* TASK REQUIREMENTS
Determine how many lines in the data below contain "Andrew" and write only that number.
━━━━━━━━━━━━━━━━━━━━
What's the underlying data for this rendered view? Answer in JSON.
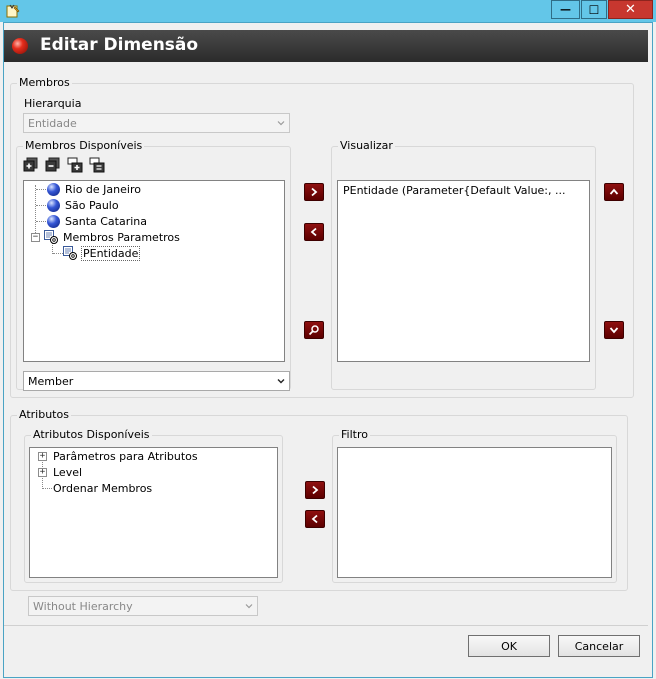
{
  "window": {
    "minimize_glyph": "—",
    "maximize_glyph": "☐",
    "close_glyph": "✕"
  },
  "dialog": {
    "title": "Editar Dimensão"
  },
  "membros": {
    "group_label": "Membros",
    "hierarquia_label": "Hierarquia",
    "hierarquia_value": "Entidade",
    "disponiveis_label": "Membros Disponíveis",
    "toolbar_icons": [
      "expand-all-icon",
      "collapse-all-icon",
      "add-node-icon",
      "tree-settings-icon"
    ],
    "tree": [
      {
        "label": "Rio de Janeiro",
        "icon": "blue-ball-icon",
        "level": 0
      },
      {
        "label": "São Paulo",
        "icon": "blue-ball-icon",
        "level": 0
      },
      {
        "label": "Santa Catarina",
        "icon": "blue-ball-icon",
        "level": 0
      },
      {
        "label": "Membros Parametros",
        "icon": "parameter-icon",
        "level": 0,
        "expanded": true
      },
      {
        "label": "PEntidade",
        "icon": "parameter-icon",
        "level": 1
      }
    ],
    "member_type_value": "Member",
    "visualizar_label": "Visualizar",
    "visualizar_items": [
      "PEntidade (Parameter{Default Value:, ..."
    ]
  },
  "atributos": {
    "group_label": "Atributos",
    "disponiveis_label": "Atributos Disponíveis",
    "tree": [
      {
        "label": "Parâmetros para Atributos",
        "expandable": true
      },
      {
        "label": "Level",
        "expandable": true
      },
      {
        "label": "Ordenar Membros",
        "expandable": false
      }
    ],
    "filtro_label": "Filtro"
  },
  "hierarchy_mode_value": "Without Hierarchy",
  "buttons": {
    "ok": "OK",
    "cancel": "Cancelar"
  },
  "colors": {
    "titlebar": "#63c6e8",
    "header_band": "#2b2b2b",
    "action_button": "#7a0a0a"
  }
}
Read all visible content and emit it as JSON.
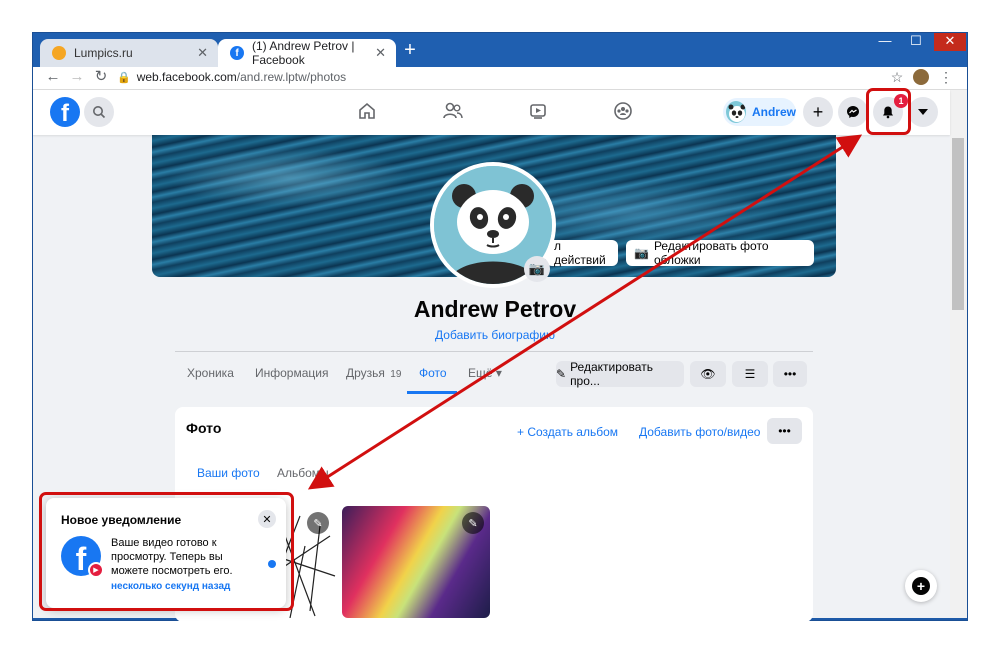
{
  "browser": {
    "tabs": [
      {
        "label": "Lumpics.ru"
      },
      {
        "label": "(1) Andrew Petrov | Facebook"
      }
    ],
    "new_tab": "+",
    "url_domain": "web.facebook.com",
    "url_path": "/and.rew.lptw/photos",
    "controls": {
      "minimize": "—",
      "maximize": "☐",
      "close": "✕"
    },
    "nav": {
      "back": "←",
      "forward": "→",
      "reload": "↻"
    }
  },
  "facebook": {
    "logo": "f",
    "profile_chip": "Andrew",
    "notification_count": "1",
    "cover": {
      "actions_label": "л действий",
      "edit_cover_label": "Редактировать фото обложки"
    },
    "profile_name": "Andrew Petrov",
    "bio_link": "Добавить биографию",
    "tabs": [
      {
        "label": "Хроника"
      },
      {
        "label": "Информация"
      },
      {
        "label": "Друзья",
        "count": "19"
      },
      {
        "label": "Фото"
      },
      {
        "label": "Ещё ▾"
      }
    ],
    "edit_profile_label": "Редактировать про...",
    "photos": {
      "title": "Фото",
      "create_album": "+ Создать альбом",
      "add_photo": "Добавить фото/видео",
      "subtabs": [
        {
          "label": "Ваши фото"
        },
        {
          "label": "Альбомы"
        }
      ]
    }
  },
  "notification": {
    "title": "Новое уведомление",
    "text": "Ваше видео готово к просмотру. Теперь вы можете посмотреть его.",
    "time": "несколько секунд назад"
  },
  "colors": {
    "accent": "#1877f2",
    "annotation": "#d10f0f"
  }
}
━━━━━━━━━━━━━━━━━━━━
* FULL OUTPUT
3